### Data listing
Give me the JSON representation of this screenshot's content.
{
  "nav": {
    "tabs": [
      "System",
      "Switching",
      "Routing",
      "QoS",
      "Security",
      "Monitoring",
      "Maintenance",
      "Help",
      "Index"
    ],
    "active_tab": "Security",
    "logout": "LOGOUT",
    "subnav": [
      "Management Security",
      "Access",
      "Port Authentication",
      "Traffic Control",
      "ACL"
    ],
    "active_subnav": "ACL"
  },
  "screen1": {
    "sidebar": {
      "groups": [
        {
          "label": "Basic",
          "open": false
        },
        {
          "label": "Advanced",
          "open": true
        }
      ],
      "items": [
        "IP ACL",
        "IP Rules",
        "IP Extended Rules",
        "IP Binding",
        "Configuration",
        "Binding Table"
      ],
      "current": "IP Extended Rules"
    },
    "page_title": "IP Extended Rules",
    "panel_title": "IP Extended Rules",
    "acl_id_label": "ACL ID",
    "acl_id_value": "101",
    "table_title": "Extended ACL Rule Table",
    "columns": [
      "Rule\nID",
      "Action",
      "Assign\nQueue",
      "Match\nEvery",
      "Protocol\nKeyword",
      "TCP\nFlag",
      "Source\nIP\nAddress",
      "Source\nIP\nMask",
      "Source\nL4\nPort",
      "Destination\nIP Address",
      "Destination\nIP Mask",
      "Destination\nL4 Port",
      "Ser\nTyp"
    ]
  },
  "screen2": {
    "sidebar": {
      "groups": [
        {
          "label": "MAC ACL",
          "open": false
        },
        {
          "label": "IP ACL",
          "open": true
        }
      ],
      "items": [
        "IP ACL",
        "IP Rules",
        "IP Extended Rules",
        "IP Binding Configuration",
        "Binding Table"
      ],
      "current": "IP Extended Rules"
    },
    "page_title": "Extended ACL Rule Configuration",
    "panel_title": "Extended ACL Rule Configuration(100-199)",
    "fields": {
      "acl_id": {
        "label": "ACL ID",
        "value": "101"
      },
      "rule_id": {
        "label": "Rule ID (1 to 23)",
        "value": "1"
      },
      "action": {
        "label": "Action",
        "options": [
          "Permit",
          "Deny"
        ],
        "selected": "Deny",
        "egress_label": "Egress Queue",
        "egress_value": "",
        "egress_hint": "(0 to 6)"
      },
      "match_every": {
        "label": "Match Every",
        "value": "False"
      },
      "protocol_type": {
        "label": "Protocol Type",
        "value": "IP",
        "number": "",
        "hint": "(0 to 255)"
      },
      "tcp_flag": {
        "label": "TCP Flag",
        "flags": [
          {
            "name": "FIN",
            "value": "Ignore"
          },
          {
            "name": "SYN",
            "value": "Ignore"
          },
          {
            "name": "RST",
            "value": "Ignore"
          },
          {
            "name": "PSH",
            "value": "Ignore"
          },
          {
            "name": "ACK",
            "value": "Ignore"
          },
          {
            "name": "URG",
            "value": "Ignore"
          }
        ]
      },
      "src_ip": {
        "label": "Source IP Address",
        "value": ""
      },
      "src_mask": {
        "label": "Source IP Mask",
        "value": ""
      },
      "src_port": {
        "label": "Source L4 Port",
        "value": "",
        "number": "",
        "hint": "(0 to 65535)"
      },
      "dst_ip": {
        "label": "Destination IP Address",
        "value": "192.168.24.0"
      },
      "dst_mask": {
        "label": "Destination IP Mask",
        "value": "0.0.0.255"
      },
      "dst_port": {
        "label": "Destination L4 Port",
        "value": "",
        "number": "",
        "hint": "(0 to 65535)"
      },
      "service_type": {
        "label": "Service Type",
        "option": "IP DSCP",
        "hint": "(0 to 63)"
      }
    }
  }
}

### Aim of the exercise
Retype all the material above precisely, with no line left out.

### Task answer
Give me the JSON representation of this screenshot's content.
{
  "nav": {
    "tabs": [
      "System",
      "Switching",
      "Routing",
      "QoS",
      "Security",
      "Monitoring",
      "Maintenance",
      "Help",
      "Index"
    ],
    "active_tab": "Security",
    "logout": "LOGOUT",
    "subnav": [
      "Management Security",
      "Access",
      "Port Authentication",
      "Traffic Control",
      "ACL"
    ],
    "active_subnav": "ACL"
  },
  "screen1": {
    "sidebar": {
      "groups": [
        {
          "label": "Basic",
          "open": false
        },
        {
          "label": "Advanced",
          "open": true
        }
      ],
      "items": [
        "IP ACL",
        "IP Rules",
        "IP Extended Rules",
        "IP Binding",
        "Configuration",
        "Binding Table"
      ],
      "current": "IP Extended Rules"
    },
    "page_title": "IP Extended Rules",
    "panel_title": "IP Extended Rules",
    "acl_id_label": "ACL ID",
    "acl_id_value": "101",
    "table_title": "Extended ACL Rule Table",
    "columns": [
      "Rule\nID",
      "Action",
      "Assign\nQueue",
      "Match\nEvery",
      "Protocol\nKeyword",
      "TCP\nFlag",
      "Source\nIP\nAddress",
      "Source\nIP\nMask",
      "Source\nL4\nPort",
      "Destination\nIP Address",
      "Destination\nIP Mask",
      "Destination\nL4 Port",
      "Ser\nTyp"
    ]
  },
  "screen2": {
    "sidebar": {
      "groups": [
        {
          "label": "MAC ACL",
          "open": false
        },
        {
          "label": "IP ACL",
          "open": true
        }
      ],
      "items": [
        "IP ACL",
        "IP Rules",
        "IP Extended Rules",
        "IP Binding Configuration",
        "Binding Table"
      ],
      "current": "IP Extended Rules"
    },
    "page_title": "Extended ACL Rule Configuration",
    "panel_title": "Extended ACL Rule Configuration(100-199)",
    "fields": {
      "acl_id": {
        "label": "ACL ID",
        "value": "101"
      },
      "rule_id": {
        "label": "Rule ID (1 to 23)",
        "value": "1"
      },
      "action": {
        "label": "Action",
        "options": [
          "Permit",
          "Deny"
        ],
        "selected": "Deny",
        "egress_label": "Egress Queue",
        "egress_value": "",
        "egress_hint": "(0 to 6)"
      },
      "match_every": {
        "label": "Match Every",
        "value": "False"
      },
      "protocol_type": {
        "label": "Protocol Type",
        "value": "IP",
        "number": "",
        "hint": "(0 to 255)"
      },
      "tcp_flag": {
        "label": "TCP Flag",
        "flags": [
          {
            "name": "FIN",
            "value": "Ignore"
          },
          {
            "name": "SYN",
            "value": "Ignore"
          },
          {
            "name": "RST",
            "value": "Ignore"
          },
          {
            "name": "PSH",
            "value": "Ignore"
          },
          {
            "name": "ACK",
            "value": "Ignore"
          },
          {
            "name": "URG",
            "value": "Ignore"
          }
        ]
      },
      "src_ip": {
        "label": "Source IP Address",
        "value": ""
      },
      "src_mask": {
        "label": "Source IP Mask",
        "value": ""
      },
      "src_port": {
        "label": "Source L4 Port",
        "value": "",
        "number": "",
        "hint": "(0 to 65535)"
      },
      "dst_ip": {
        "label": "Destination IP Address",
        "value": "192.168.24.0"
      },
      "dst_mask": {
        "label": "Destination IP Mask",
        "value": "0.0.0.255"
      },
      "dst_port": {
        "label": "Destination L4 Port",
        "value": "",
        "number": "",
        "hint": "(0 to 65535)"
      },
      "service_type": {
        "label": "Service Type",
        "option": "IP DSCP",
        "hint": "(0 to 63)"
      }
    }
  }
}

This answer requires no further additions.